The problem: Identify the lines containing the word "structured". Copy each one.
>> Start Data to process
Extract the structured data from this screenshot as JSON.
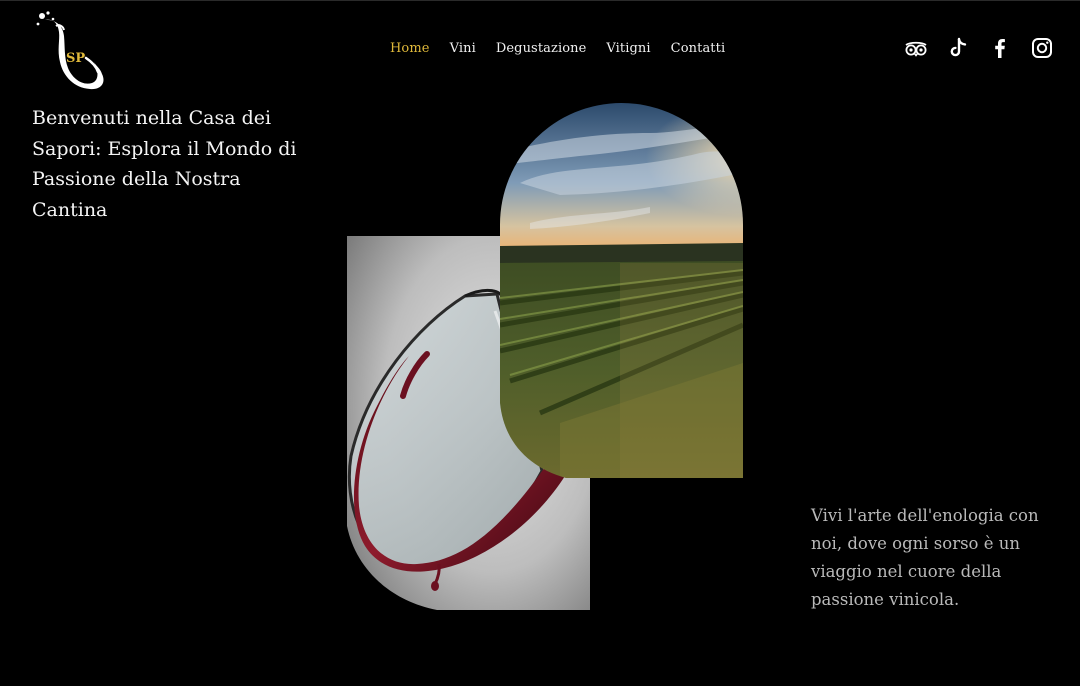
{
  "brand": {
    "logo_text": "SP",
    "logo_color": "#e0b93a"
  },
  "nav": {
    "items": [
      {
        "label": "Home",
        "active": true
      },
      {
        "label": "Vini",
        "active": false
      },
      {
        "label": "Degustazione",
        "active": false
      },
      {
        "label": "Vitigni",
        "active": false
      },
      {
        "label": "Contatti",
        "active": false
      }
    ],
    "active_color": "#e0b93a"
  },
  "social": {
    "icons": [
      "tripadvisor-icon",
      "tiktok-icon",
      "facebook-icon",
      "instagram-icon"
    ]
  },
  "hero": {
    "headline": "Benvenuti nella Casa dei Sapori: Esplora il Mondo di Passione della Nostra Cantina",
    "tagline": "Vivi l'arte dell'enologia con noi, dove ogni sorso è un viaggio nel cuore della passione vinicola."
  },
  "images": {
    "glass": "red-wine-glass-splash-image",
    "vineyard": "vineyard-sunset-image"
  }
}
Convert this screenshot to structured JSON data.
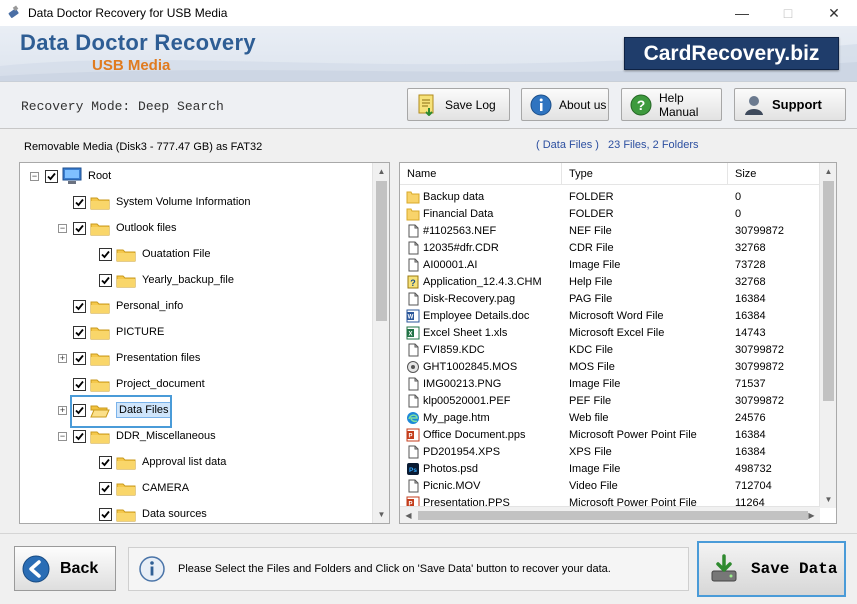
{
  "window": {
    "title": "Data Doctor Recovery for USB Media",
    "controls": [
      "minimize",
      "maximize",
      "close"
    ]
  },
  "header": {
    "product_name": "Data Doctor Recovery",
    "product_sub": "USB Media",
    "brand": "CardRecovery.biz"
  },
  "toolbar": {
    "mode_label": "Recovery Mode: Deep Search",
    "save_log": "Save Log",
    "about_us": "About us",
    "help_manual": "Help Manual",
    "support": "Support"
  },
  "info": {
    "drive": "Removable Media (Disk3 - 777.47 GB) as FAT32",
    "current_folder": "( Data Files )",
    "counts": "23 Files, 2 Folders"
  },
  "tree": [
    {
      "label": "Root",
      "icon": "computer-icon",
      "expander": "minus"
    },
    {
      "label": "System Volume Information",
      "icon": "folder-icon",
      "expander": "none"
    },
    {
      "label": "Outlook files",
      "icon": "folder-icon",
      "expander": "minus"
    },
    {
      "label": "Ouatation File",
      "icon": "folder-icon",
      "expander": "none"
    },
    {
      "label": "Yearly_backup_file",
      "icon": "folder-icon",
      "expander": "none"
    },
    {
      "label": "Personal_info",
      "icon": "folder-icon",
      "expander": "none"
    },
    {
      "label": "PICTURE",
      "icon": "folder-icon",
      "expander": "none"
    },
    {
      "label": "Presentation files",
      "icon": "folder-icon",
      "expander": "plus"
    },
    {
      "label": "Project_document",
      "icon": "folder-icon",
      "expander": "none"
    },
    {
      "label": "Data Files",
      "icon": "open-folder-icon",
      "expander": "plus",
      "selected": true
    },
    {
      "label": "DDR_Miscellaneous",
      "icon": "folder-icon",
      "expander": "minus"
    },
    {
      "label": "Approval list data",
      "icon": "folder-icon",
      "expander": "none"
    },
    {
      "label": "CAMERA",
      "icon": "folder-icon",
      "expander": "none"
    },
    {
      "label": "Data sources",
      "icon": "folder-icon",
      "expander": "none"
    }
  ],
  "file_list": {
    "columns": [
      "Name",
      "Type",
      "Size"
    ],
    "rows": [
      {
        "name": "Backup data",
        "type": "FOLDER",
        "size": "0",
        "icon": "folder-icon"
      },
      {
        "name": "Financial Data",
        "type": "FOLDER",
        "size": "0",
        "icon": "folder-icon"
      },
      {
        "name": "#1102563.NEF",
        "type": "NEF File",
        "size": "30799872",
        "icon": "file-icon"
      },
      {
        "name": "12035#dfr.CDR",
        "type": "CDR File",
        "size": "32768",
        "icon": "file-icon"
      },
      {
        "name": "AI00001.AI",
        "type": "Image File",
        "size": "73728",
        "icon": "file-icon"
      },
      {
        "name": "Application_12.4.3.CHM",
        "type": "Help File",
        "size": "32768",
        "icon": "help-file-icon"
      },
      {
        "name": "Disk-Recovery.pag",
        "type": "PAG File",
        "size": "16384",
        "icon": "file-icon"
      },
      {
        "name": "Employee Details.doc",
        "type": "Microsoft Word File",
        "size": "16384",
        "icon": "word-icon"
      },
      {
        "name": "Excel Sheet 1.xls",
        "type": "Microsoft Excel File",
        "size": "14743",
        "icon": "excel-icon"
      },
      {
        "name": "FVI859.KDC",
        "type": "KDC File",
        "size": "30799872",
        "icon": "file-icon"
      },
      {
        "name": "GHT1002845.MOS",
        "type": "MOS File",
        "size": "30799872",
        "icon": "mos-icon"
      },
      {
        "name": "IMG00213.PNG",
        "type": "Image File",
        "size": "71537",
        "icon": "file-icon"
      },
      {
        "name": "klp00520001.PEF",
        "type": "PEF File",
        "size": "30799872",
        "icon": "file-icon"
      },
      {
        "name": "My_page.htm",
        "type": "Web file",
        "size": "24576",
        "icon": "edge-icon"
      },
      {
        "name": "Office Document.pps",
        "type": "Microsoft Power Point File",
        "size": "16384",
        "icon": "powerpoint-icon"
      },
      {
        "name": "PD201954.XPS",
        "type": "XPS File",
        "size": "16384",
        "icon": "file-icon"
      },
      {
        "name": "Photos.psd",
        "type": "Image File",
        "size": "498732",
        "icon": "photoshop-icon"
      },
      {
        "name": "Picnic.MOV",
        "type": "Video File",
        "size": "712704",
        "icon": "file-icon"
      },
      {
        "name": "Presentation.PPS",
        "type": "Microsoft Power Point File",
        "size": "11264",
        "icon": "powerpoint-icon"
      }
    ]
  },
  "bottom": {
    "back": "Back",
    "message": "Please Select the Files and Folders and Click on 'Save Data' button to recover your data.",
    "save_data": "Save Data"
  },
  "colors": {
    "title_blue": "#2e5d94",
    "subtitle_orange": "#e07b1f",
    "brand_bg": "#1f3d6b",
    "focus_blue": "#4a9bd8",
    "info_text": "#2c4fa0"
  }
}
>> End Data to process
Solution below:
Extract the structured data from this screenshot as JSON.
Convert this screenshot to structured JSON data.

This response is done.